Stored records
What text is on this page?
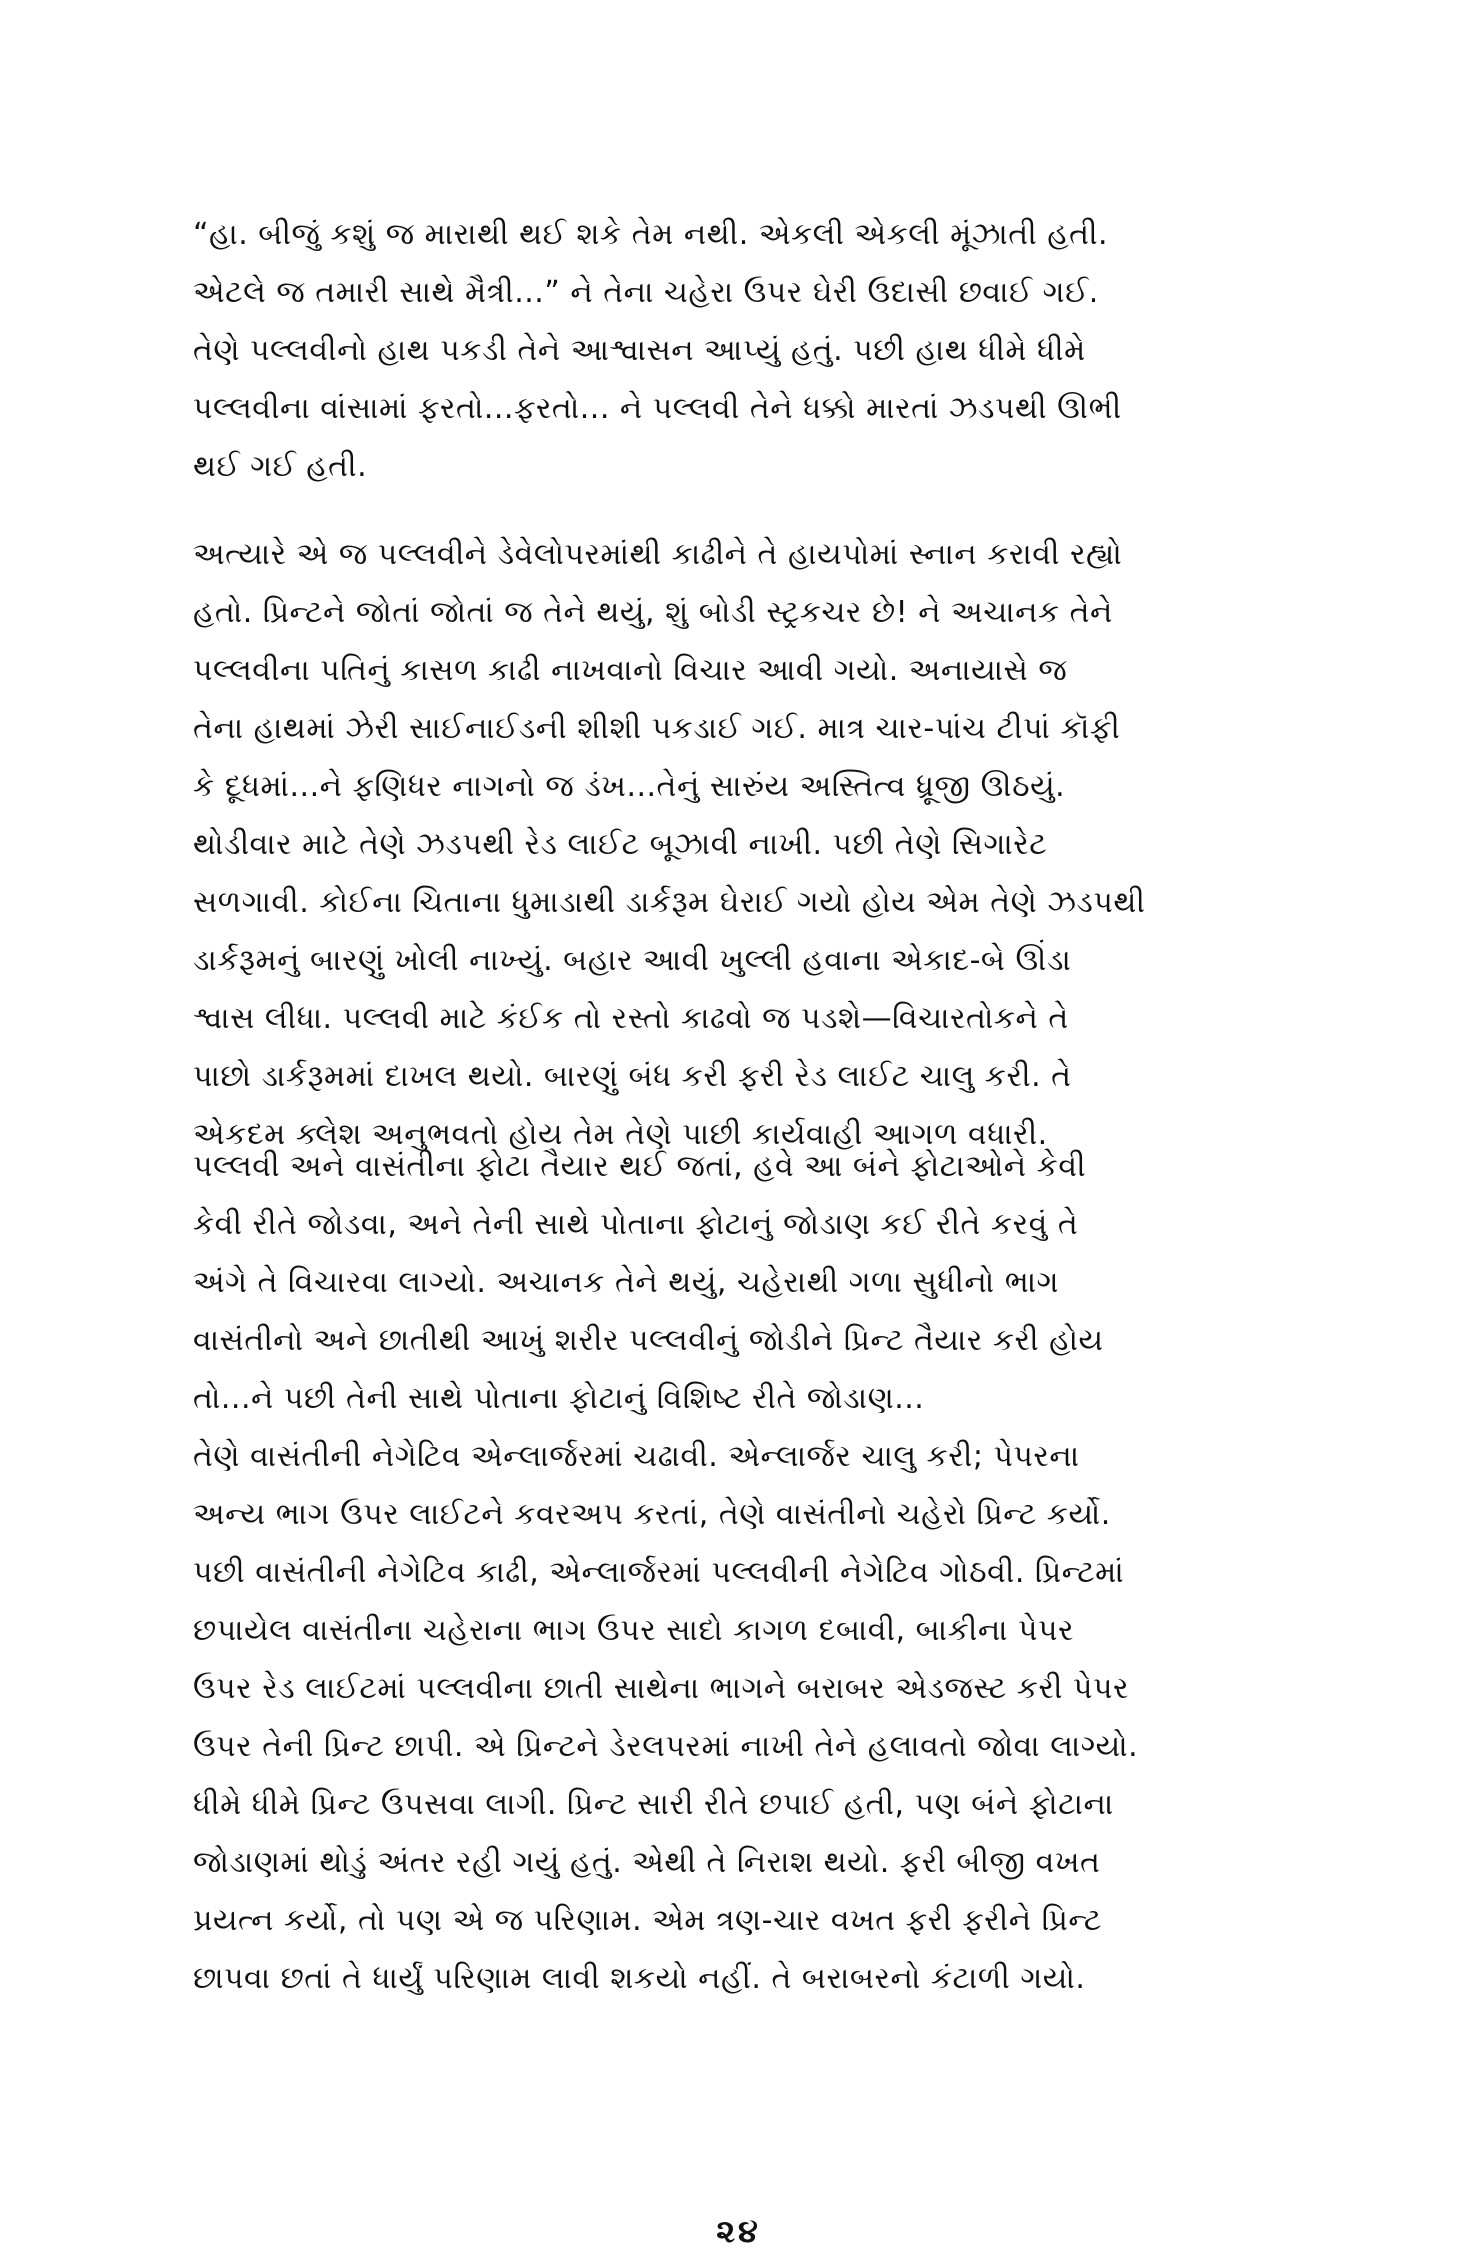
“હા. બીજું કશું જ મારાથી થઈ શકે તેમ નથી. એકલી એકલી મૂંઝાતી હતી.
એટલે જ તમારી સાથે મૈત્રી...” ને તેના ચહેરા ઉપર ઘેરી ઉદાસી છવાઈ ગઈ.
તેણે પલ્લવીનો હાથ પકડી તેને આશ્વાસન આપ્યું હતું. પછી હાથ ધીમે ધીમે
પલ્લવીના વાંસામાં ફરતો...ફરતો... ને પલ્લવી તેને ધક્કો મારતાં ઝડપથી ઊભી
થઈ ગઈ હતી.
અત્યારે એ જ પલ્લવીને ડેવેલોપરમાંથી કાઢીને તે હાયપોમાં સ્નાન કરાવી રહ્યો
હતો. પ્રિન્ટને જોતાં જોતાં જ તેને થયું, શું બોડી સ્ટ્રકચર છે! ને અચાનક તેને
પલ્લવીના પતિનું કાસળ કાઢી નાખવાનો વિચાર આવી ગયો. અનાયાસે જ
તેના હાથમાં ઝેરી સાઈનાઈડની શીશી પકડાઈ ગઈ. માત્ર ચાર-પાંચ ટીપાં કૉફી
કે દૂધમાં...ને ફણિધર નાગનો જ ડંખ...તેનું સારુંય અસ્તિત્વ ધ્રૂજી ઊઠયું.
થોડીવાર માટે તેણે ઝડપથી રેડ લાઈટ બૂઝાવી નાખી. પછી તેણે સિગારેટ
સળગાવી. કોઈના ચિતાના ધુમાડાથી ડાર્કરૂમ ઘેરાઈ ગયો હોય એમ તેણે ઝડપથી
ડાર્કરૂમનું બારણું ખોલી નાખ્યું. બહાર આવી ખુલ્લી હવાના એકાદ-બે ઊંડા
શ્વાસ લીધા. પલ્લવી માટે કંઈક તો રસ્તો કાઢવો જ પડશે—વિચારતોકને તે
પાછો ડાર્કરૂમમાં દાખલ થયો. બારણું બંધ કરી ફરી રેડ લાઈટ ચાલુ કરી. તે
એકદમ ક્લેશ અનુભવતો હોય તેમ તેણે પાછી કાર્યવાહી આગળ વધારી.
પલ્લવી અને વાસંતીના ફોટા તૈયાર થઈ જતાં, હવે આ બંને ફોટાઓને કેવી
કેવી રીતે જોડવા, અને તેની સાથે પોતાના ફોટાનું જોડાણ કઈ રીતે કરવું તે
અંગે તે વિચારવા લાગ્યો. અચાનક તેને થયું, ચહેરાથી ગળા સુધીનો ભાગ
વાસંતીનો અને છાતીથી આખું શરીર પલ્લવીનું જોડીને પ્રિન્ટ તૈયાર કરી હોય
તો...ને પછી તેની સાથે પોતાના ફોટાનું વિશિષ્ટ રીતે જોડાણ...
તેણે વાસંતીની નેગેટિવ એન્લાર્જરમાં ચઢાવી. એન્લાર્જર ચાલુ કરી; પેપરના
અન્ય ભાગ ઉપર લાઈટને કવરઅપ કરતાં, તેણે વાસંતીનો ચહેરો પ્રિન્ટ કર્યો.
પછી વાસંતીની નેગેટિવ કાઢી, એન્લાર્જરમાં પલ્લવીની નેગેટિવ ગોઠવી. પ્રિન્ટમાં
છપાયેલ વાસંતીના ચહેરાના ભાગ ઉપર સાદો કાગળ દબાવી, બાકીના પેપર
ઉપર રેડ લાઈટમાં પલ્લવીના છાતી સાથેના ભાગને બરાબર એડજસ્ટ કરી પેપર
ઉપર તેની પ્રિન્ટ છાપી. એ પ્રિન્ટને ડેરલપરમાં નાખી તેને હલાવતો જોવા લાગ્યો.
ધીમે ધીમે પ્રિન્ટ ઉપસવા લાગી. પ્રિન્ટ સારી રીતે છપાઈ હતી, પણ બંને ફોટાના
જોડાણમાં થોડું અંતર રહી ગયું હતું. એથી તે નિરાશ થયો. ફરી બીજી વખત
પ્રયત્ન કર્યો, તો પણ એ જ પરિણામ. એમ ત્રણ-ચાર વખત ફરી ફરીને પ્રિન્ટ
છાપવા છતાં તે ધાર્યું પરિણામ લાવી શકયો નહીં. તે બરાબરનો કંટાળી ગયો.
૨૪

- **What is asked**:
Scan the listing above and identify each line holding the string "ઝડપથ"; copy every such line.

- **Task result**:
પલ્લવીના વાંસામાં ફરતો...ફરતો... ને પલ્લવી તેને ધક્કો મારતાં ઝડપથી ઊભી
થોડીવાર માટે તેણે ઝડપથી રેડ લાઈટ બૂઝાવી નાખી. પછી તેણે સિગારેટ
સળગાવી. કોઈના ચિતાના ધુમાડાથી ડાર્કરૂમ ઘેરાઈ ગયો હોય એમ તેણે ઝડપથી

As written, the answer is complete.